DIRECTIVE:
With the images removed, repeat the data below exactly.

ENTRIES SHOWN:
- - - -
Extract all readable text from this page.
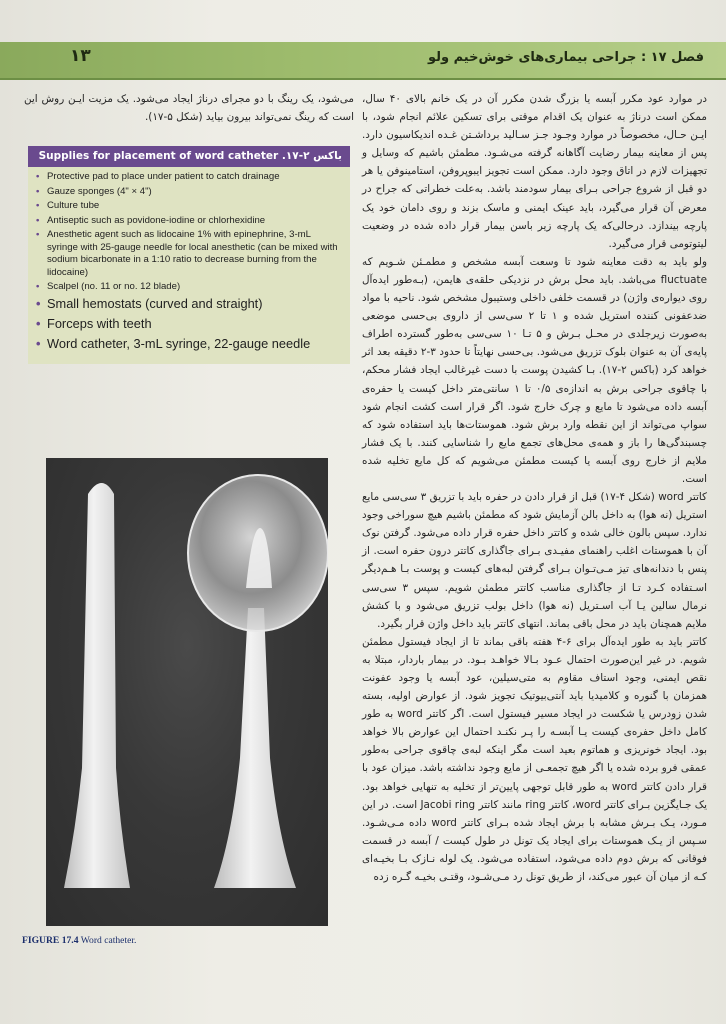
۱۳	فصل ۱۷ : جراحی بیماری‌های خوش‌خیم ولو

در موارد عود مکرر آبسه یا بزرگ شدن مکرر آن در یک خانم بالای ۴۰ سال، ممکن است درناژ به عنوان یک اقدام موقتی برای تسکین علائم انجام شود، با ایـن حـال، مخصوصاً در موارد وجـود جـز سـالید برداشـتن غـده اندیکاسیون دارد. پس از معاینه بیمار رضایت آگاهانه گرفته می‌شـود. مطمئن باشیم که وسایل و تجهیزات لازم در اتاق وجود دارد. ممکن است تجویز ایبوپروفن، استامینوفن یا هر دو قبل از شروع جراحی بـرای بیمار سودمند باشد. به‌علت خطراتی که جراح در معرض آن قرار می‌گیرد، باید عینک ایمنی و ماسک بزند و روی دامان خود یک پارچه بیندازد. درحالی‌که یک پارچه زیر باسن بیمار قرار داده شده در وضعیت لیتوتومی قرار می‌گیرد.

ولو باید به دقت معاینه شود تا وسعت آبسه مشخص و مطمـئن شـویم که fluctuate می‌باشد. باید محل برش در نزدیکی حلقه‌ی هایمن، (بـه‌طور ایده‌آل روی دیواره‌ی واژن) در قسمت خلفی داخلی وستیبول مشخص شود. ناحیه با مواد ضدعفونی کننده استریل شده و ۱ تا ۲ سی‌سی از داروی بی‌حسی موضعی به‌صورت زیرجلدی در محـل بـرش و ۵ تـا ۱۰ سی‌سی به‌طور گسترده اطراف پایه‌ی آن به عنوان بلوک تزریق می‌شود. بی‌حسی نهایتاً تا حدود ۳-۲ دقیقه بعد اثر خواهد کرد (باکس ۲-۱۷). بـا کشیدن پوست با دست غیرغالب ایجاد فشار محکم، با چاقوی جراحی برش به اندازه‌ی ۰/۵ تا ۱ سانتی‌متر داخل کیست یا حفره‌ی آبسه داده می‌شود تا مایع و چرک خارج شود. اگر قرار است کشت انجام شود سواپ می‌تواند از این نقطه وارد برش شود. هموستات‌ها باید استفاده شود که چسبندگی‌ها را باز و همه‌ی محل‌های تجمع مایع را شناسایی کنند. با یک فشار ملایم از خارج روی آبسه یا کیست مطمئن می‌شویم که کل مایع تخلیه شده است.

کاتتر word (شکل ۴-۱۷) قبل از قرار دادن در حفره باید با تزریق ۳ سی‌سی مایع استریل (نه هوا) به داخل بالن آزمایش شود که مطمئن باشیم هیچ سوراخی وجود ندارد. سپس بالون خالی شده و کاتتر داخل حفره قرار داده می‌شود. گرفتن نوک آن با هموستات اغلب راهنمای مفیـدی بـرای جاگذاری کاتتر درون حفره است. از پنس با دندانه‌های تیز مـی‌تـوان بـرای گرفتن لبه‌های کیست و پوست بـا هـم‌دیگر اسـتفاده کـرد تـا از جاگذاری مناسب کاتتر مطمئن شویم. سپس ۳ سی‌سی نرمال سالین یـا آب اسـتریل (نه هوا) داخل بولب تزریق می‌شود و با کشش ملایم همچنان باید در محل باقی بماند. انتهای کاتتر باید داخل واژن قرار بگیرد.

کاتتر باید به طور ایده‌آل برای ۶-۴ هفته باقی بماند تا از ایجاد فیستول مطمئن شویم. در غیر این‌صورت احتمال عـود بـالا خواهـد بـود. در بیمار باردار، مبتلا به نقص ایمنی، وجود استاف مقاوم به متی‌سیلین، عود آبسه یا وجود عفونت همزمان با گنوره و کلامیدیا باید آنتی‌بیوتیک تجویز شود. از عوارض اولیه، بسته شدن زودرس یا شکست در ایجاد مسیر فیستول است. اگر کاتتر word به طور کامل داخل حفره‌ی کیست یـا آبسـه را پـر نکنـد احتمال این عوارض بالا خواهد بود. ایجاد خونریزی و هماتوم بعید است مگر اینکه لبه‌ی چاقوی جراحی به‌طور عمقی فرو برده شده یا اگر هیچ تجمعـی از مایع وجود نداشته باشد. میزان عود با قرار دادن کاتتر word به طور قابل توجهی پایین‌تر از تخلیه به تنهایی خواهد بود. یک جـایگزین بـرای کاتتر word، کاتتر ring مانند کاتتر Jacobi ring است. در این مـورد، یـک بـرش مشابه با برش ایجاد شده بـرای کاتتر word داده مـی‌شـود. سـپس از یـک هموستات برای ایجاد یک تونل در طول کیست / آبسه در قسمت فوقانی که برش دوم داده می‌شود، استفاده می‌شود. یک لوله نـازک بـا بخیـه‌ای کـه از میان آن عبور می‌کند، از طریق تونل رد مـی‌شـود، وقتـی بخیـه گـره زده

می‌شود، یک رینگ با دو مجرای درناژ ایجاد می‌شود. یک مزیت ایـن روش این است که رینگ نمی‌تواند بیرون بیاید (شکل ۵-۱۷).

باکس ۲-۱۷. Supplies for placement of word catheter
• Protective pad to place under patient to catch drainage
• Gauze sponges (4" × 4")
• Culture tube
• Antiseptic such as povidone-iodine or chlorhexidine
• Anesthetic agent such as lidocaine 1% with epinephrine, 3-mL syringe with 25-gauge needle for local anesthetic (can be mixed with sodium bicarbonate in a 1:10 ratio to decrease burning from the lidocaine)
• Scalpel (no. 11 or no. 12 blade)
• Small hemostats (curved and straight)
• Forceps with teeth
• Word catheter, 3-mL syringe, 22-gauge needle
FIGURE 17.4 Word catheter.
- - - -
TASK ANSWER:
Extract all readable text from this page.
۱۳	فصل ۱۷ : جراحی بیماری‌های خوش‌خیم ولو

در موارد عود مکرر آبسه یا بزرگ شدن مکرر آن در یک خانم بالای ۴۰ سال، ممکن است درناژ به عنوان یک اقدام موقتی برای تسکین علائم انجام شود، با ایـن حـال، مخصوصاً در موارد وجـود جـز سـالید برداشـتن غـده اندیکاسیون دارد. پس از معاینه بیمار رضایت آگاهانه گرفته می‌شـود. مطمئن باشیم که وسایل و تجهیزات لازم در اتاق وجود دارد. ممکن است تجویز ایبوپروفن، استامینوفن یا هر دو قبل از شروع جراحی بـرای بیمار سودمند باشد. به‌علت خطراتی که جراح در معرض آن قرار می‌گیرد، باید عینک ایمنی و ماسک بزند و روی دامان خود یک پارچه بیندازد. درحالی‌که یک پارچه زیر باسن بیمار قرار داده شده در وضعیت لیتوتومی قرار می‌گیرد.

ولو باید به دقت معاینه شود تا وسعت آبسه مشخص و مطمـئن شـویم که fluctuate می‌باشد. باید محل برش در نزدیکی حلقه‌ی هایمن، (بـه‌طور ایده‌آل روی دیواره‌ی واژن) در قسمت خلفی داخلی وستیبول مشخص شود. ناحیه با مواد ضدعفونی کننده استریل شده و ۱ تا ۲ سی‌سی از داروی بی‌حسی موضعی به‌صورت زیرجلدی در محـل بـرش و ۵ تـا ۱۰ سی‌سی به‌طور گسترده اطراف پایه‌ی آن به عنوان بلوک تزریق می‌شود. بی‌حسی نهایتاً تا حدود ۳-۲ دقیقه بعد اثر خواهد کرد (باکس ۲-۱۷). بـا کشیدن پوست با دست غیرغالب ایجاد فشار محکم، با چاقوی جراحی برش به اندازه‌ی ۰/۵ تا ۱ سانتی‌متر داخل کیست یا حفره‌ی آبسه داده می‌شود تا مایع و چرک خارج شود. اگر قرار است کشت انجام شود سواپ می‌تواند از این نقطه وارد برش شود. هموستات‌ها باید استفاده شود که چسبندگی‌ها را باز و همه‌ی محل‌های تجمع مایع را شناسایی کنند. با یک فشار ملایم از خارج روی آبسه یا کیست مطمئن می‌شویم که کل مایع تخلیه شده است.

کاتتر word (شکل ۴-۱۷) قبل از قرار دادن در حفره باید با تزریق ۳ سی‌سی مایع استریل (نه هوا) به داخل بالن آزمایش شود که مطمئن باشیم هیچ سوراخی وجود ندارد. سپس بالون خالی شده و کاتتر داخل حفره قرار داده می‌شود. گرفتن نوک آن با هموستات اغلب راهنمای مفیـدی بـرای جاگذاری کاتتر درون حفره است. از پنس با دندانه‌های تیز مـی‌تـوان بـرای گرفتن لبه‌های کیست و پوست بـا هـم‌دیگر اسـتفاده کـرد تـا از جاگذاری مناسب کاتتر مطمئن شویم. سپس ۳ سی‌سی نرمال سالین یـا آب اسـتریل (نه هوا) داخل بولب تزریق می‌شود و با کشش ملایم همچنان باید در محل باقی بماند. انتهای کاتتر باید داخل واژن قرار بگیرد.

کاتتر باید به طور ایده‌آل برای ۶-۴ هفته باقی بماند تا از ایجاد فیستول مطمئن شویم. در غیر این‌صورت احتمال عـود بـالا خواهـد بـود. در بیمار باردار، مبتلا به نقص ایمنی، وجود استاف مقاوم به متی‌سیلین، عود آبسه یا وجود عفونت همزمان با گنوره و کلامیدیا باید آنتی‌بیوتیک تجویز شود. از عوارض اولیه، بسته شدن زودرس یا شکست در ایجاد مسیر فیستول است. اگر کاتتر word به طور کامل داخل حفره‌ی کیست یـا آبسـه را پـر نکنـد احتمال این عوارض بالا خواهد بود. ایجاد خونریزی و هماتوم بعید است مگر اینکه لبه‌ی چاقوی جراحی به‌طور عمقی فرو برده شده یا اگر هیچ تجمعـی از مایع وجود نداشته باشد. میزان عود با قرار دادن کاتتر word به طور قابل توجهی پایین‌تر از تخلیه به تنهایی خواهد بود. یک جـایگزین بـرای کاتتر word، کاتتر ring مانند کاتتر Jacobi ring است. در این مـورد، یـک بـرش مشابه با برش ایجاد شده بـرای کاتتر word داده مـی‌شـود. سـپس از یـک هموستات برای ایجاد یک تونل در طول کیست / آبسه در قسمت فوقانی که برش دوم داده می‌شود، استفاده می‌شود. یک لوله نـازک بـا بخیـه‌ای کـه از میان آن عبور می‌کند، از طریق تونل رد مـی‌شـود، وقتـی بخیـه گـره زده

می‌شود، یک رینگ با دو مجرای درناژ ایجاد می‌شود. یک مزیت ایـن روش این است که رینگ نمی‌تواند بیرون بیاید (شکل ۵-۱۷).

باکس ۲-۱۷. Supplies for placement of word catheter
• Protective pad to place under patient to catch drainage
• Gauze sponges (4" × 4")
• Culture tube
• Antiseptic such as povidone-iodine or chlorhexidine
• Anesthetic agent such as lidocaine 1% with epinephrine, 3-mL syringe with 25-gauge needle for local anesthetic (can be mixed with sodium bicarbonate in a 1:10 ratio to decrease burning from the lidocaine)
• Scalpel (no. 11 or no. 12 blade)
• Small hemostats (curved and straight)
• Forceps with teeth
• Word catheter, 3-mL syringe, 22-gauge needle
FIGURE 17.4 Word catheter.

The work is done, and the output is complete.